Exercise aim: Make an exact copy of all the material below, apart from the pictures.

[Dataset rows about figures]
[start]

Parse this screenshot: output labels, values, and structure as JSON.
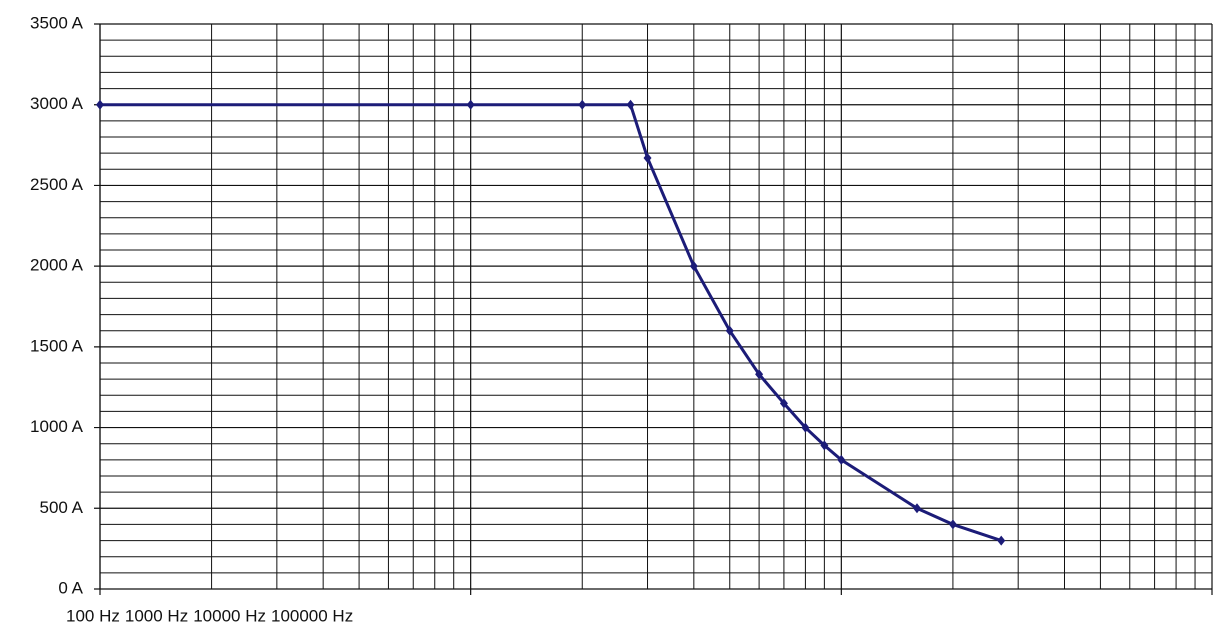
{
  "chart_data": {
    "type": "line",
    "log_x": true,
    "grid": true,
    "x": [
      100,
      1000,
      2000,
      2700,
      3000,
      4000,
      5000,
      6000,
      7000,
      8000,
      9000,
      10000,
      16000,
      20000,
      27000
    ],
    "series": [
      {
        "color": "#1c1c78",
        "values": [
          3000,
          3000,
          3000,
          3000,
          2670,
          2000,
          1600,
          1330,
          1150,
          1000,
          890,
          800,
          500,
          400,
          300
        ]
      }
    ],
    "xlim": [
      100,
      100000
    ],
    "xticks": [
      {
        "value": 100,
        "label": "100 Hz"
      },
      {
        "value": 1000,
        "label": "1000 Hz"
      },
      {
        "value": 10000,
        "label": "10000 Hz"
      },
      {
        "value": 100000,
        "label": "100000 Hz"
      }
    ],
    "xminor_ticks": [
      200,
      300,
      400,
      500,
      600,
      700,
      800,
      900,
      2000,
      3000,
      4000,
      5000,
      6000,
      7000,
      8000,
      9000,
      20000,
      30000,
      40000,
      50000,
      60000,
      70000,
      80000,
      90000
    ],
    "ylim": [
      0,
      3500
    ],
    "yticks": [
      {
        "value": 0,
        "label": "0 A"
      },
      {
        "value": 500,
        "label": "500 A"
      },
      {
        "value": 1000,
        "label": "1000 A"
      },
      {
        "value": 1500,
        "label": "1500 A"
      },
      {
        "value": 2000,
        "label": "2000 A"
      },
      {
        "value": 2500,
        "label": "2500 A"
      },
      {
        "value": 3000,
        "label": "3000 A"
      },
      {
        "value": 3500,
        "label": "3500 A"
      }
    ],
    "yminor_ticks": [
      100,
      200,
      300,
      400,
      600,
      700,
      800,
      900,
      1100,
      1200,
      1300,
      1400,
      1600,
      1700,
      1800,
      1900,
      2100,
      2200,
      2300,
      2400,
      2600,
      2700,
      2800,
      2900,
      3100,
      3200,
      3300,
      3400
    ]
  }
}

[end]

Task solution:
Parse this screenshot: output labels, values, and structure as JSON.
{
  "chart_data": {
    "type": "line",
    "log_x": true,
    "grid": true,
    "x": [
      100,
      1000,
      2000,
      2700,
      3000,
      4000,
      5000,
      6000,
      7000,
      8000,
      9000,
      10000,
      16000,
      20000,
      27000
    ],
    "series": [
      {
        "color": "#1c1c78",
        "values": [
          3000,
          3000,
          3000,
          3000,
          2670,
          2000,
          1600,
          1330,
          1150,
          1000,
          890,
          800,
          500,
          400,
          300
        ]
      }
    ],
    "xlim": [
      100,
      100000
    ],
    "xticks": [
      {
        "value": 100,
        "label": "100 Hz"
      },
      {
        "value": 1000,
        "label": "1000 Hz"
      },
      {
        "value": 10000,
        "label": "10000 Hz"
      },
      {
        "value": 100000,
        "label": "100000 Hz"
      }
    ],
    "xminor_ticks": [
      200,
      300,
      400,
      500,
      600,
      700,
      800,
      900,
      2000,
      3000,
      4000,
      5000,
      6000,
      7000,
      8000,
      9000,
      20000,
      30000,
      40000,
      50000,
      60000,
      70000,
      80000,
      90000
    ],
    "ylim": [
      0,
      3500
    ],
    "yticks": [
      {
        "value": 0,
        "label": "0 A"
      },
      {
        "value": 500,
        "label": "500 A"
      },
      {
        "value": 1000,
        "label": "1000 A"
      },
      {
        "value": 1500,
        "label": "1500 A"
      },
      {
        "value": 2000,
        "label": "2000 A"
      },
      {
        "value": 2500,
        "label": "2500 A"
      },
      {
        "value": 3000,
        "label": "3000 A"
      },
      {
        "value": 3500,
        "label": "3500 A"
      }
    ],
    "yminor_ticks": [
      100,
      200,
      300,
      400,
      600,
      700,
      800,
      900,
      1100,
      1200,
      1300,
      1400,
      1600,
      1700,
      1800,
      1900,
      2100,
      2200,
      2300,
      2400,
      2600,
      2700,
      2800,
      2900,
      3100,
      3200,
      3300,
      3400
    ]
  }
}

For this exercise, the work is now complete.